▶
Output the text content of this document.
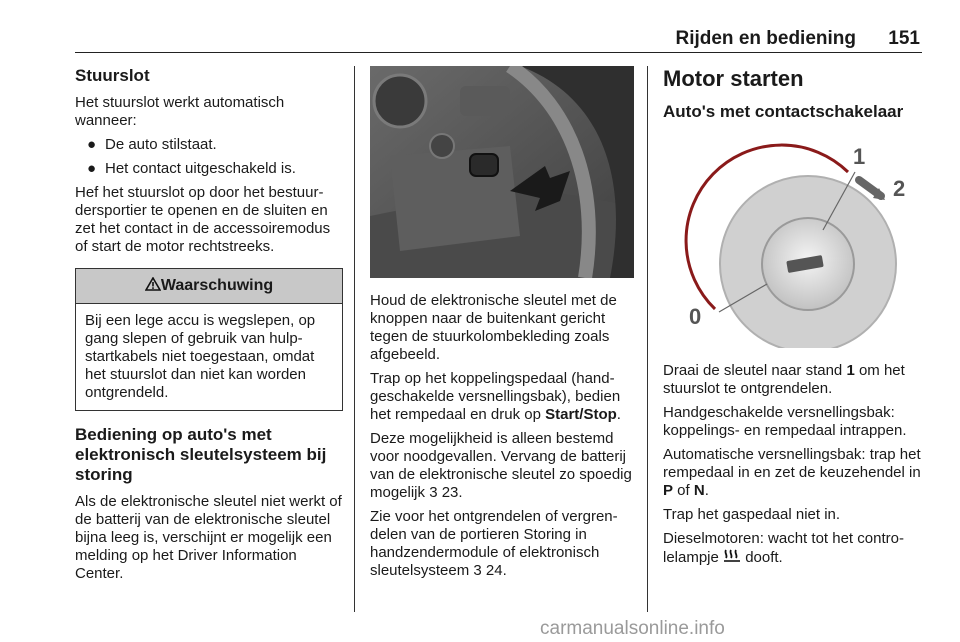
Rijden en bediening 151
Stuurslot

Het stuurslot werkt automatisch wanneer:

● De auto stilstaat.
● Het contact uitgeschakeld is.

Hef het stuurslot op door het bestuurdersportier te openen en de sluiten en zet het contact in de accessoiremodus of start de motor rechtstreeks.

Waarschuwing
Bij een lege accu is wegslepen, op gang slepen of gebruik van hulpstartkabels niet toegestaan, omdat het stuurslot dan niet kan worden ontgrendeld.
Bediening op auto's met elektronisch sleutelsysteem bij storing

Als de elektronische sleutel niet werkt of de batterij van de elektronische sleutel bijna leeg is, verschijnt er mogelijk een melding op het Driver Information Center.

Houd de elektronische sleutel met de knoppen naar de buitenkant gericht tegen de stuurkolombekleding zoals afgebeeld.

Trap op het koppelingspedaal (handgeschakelde versnellingsbak), bedien het rempedaal en druk op Start/Stop.

Deze mogelijkheid is alleen bestemd voor noodgevallen. Vervang de batterij van de elektronische sleutel zo spoedig mogelijk 3 23.

Zie voor het ontgrendelen of vergrendelen van de portieren Storing in handzendermodule of elektronisch sleutelsysteem 3 24.

Motor starten
Auto's met contactschakelaar
0
1
2

Draai de sleutel naar stand 1 om het stuurslot te ontgrendelen.

Handgeschakelde versnellingsbak: koppelings- en rempedaal intrappen.

Automatische versnellingsbak: trap het rempedaal in en zet de keuzehendel in P of N.

Trap het gaspedaal niet in.

Dieselmotoren: wacht tot het controlelampje  dooft.

carmanualsonline.info
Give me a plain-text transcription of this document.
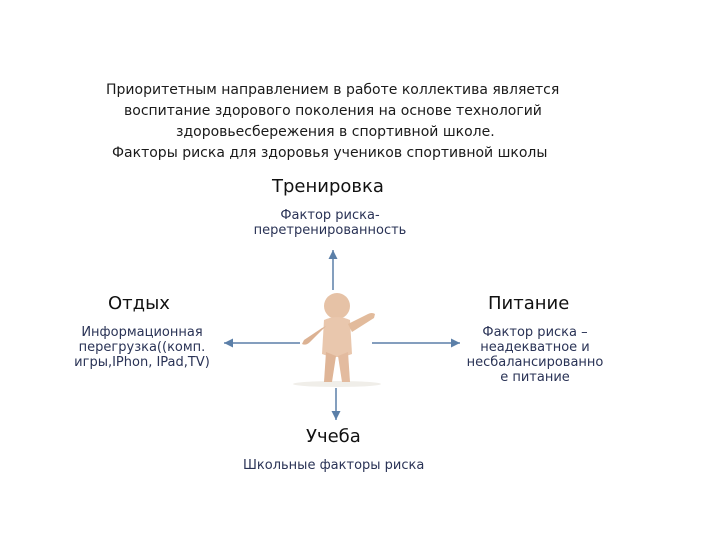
Приоритетным направлением в работе коллектива является
воспитание здорового поколения на основе технологий
здоровьесбережения в спортивной школе.
Факторы риска для здоровья учеников спортивной школы
Тренировка
Фактор риска-
перетренированность
Отдых
Информационная
перегрузка((комп.
игры,IPhon, IPad,TV)
Питание
Фактор риска –
неадекватное и
несбалансированно
е питание
Учеба
Школьные факторы риска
◀
Stated exercise
Look for the line that contains "Give me a plain-text", then please copy it and the rest of the lines through the end of the data, pictures excluded.

Complete response
Give me a plain-text transcription of this document.
Приоритетным направлением в работе коллектива является
воспитание здорового поколения на основе технологий
здоровьесбережения в спортивной школе.
Факторы риска для здоровья учеников спортивной школы
Тренировка
Фактор риска-
перетренированность
Отдых
Информационная
перегрузка((комп.
игры,IPhon, IPad,TV)
Питание
Фактор риска –
неадекватное и
несбалансированно
е питание
Учеба
Школьные факторы риска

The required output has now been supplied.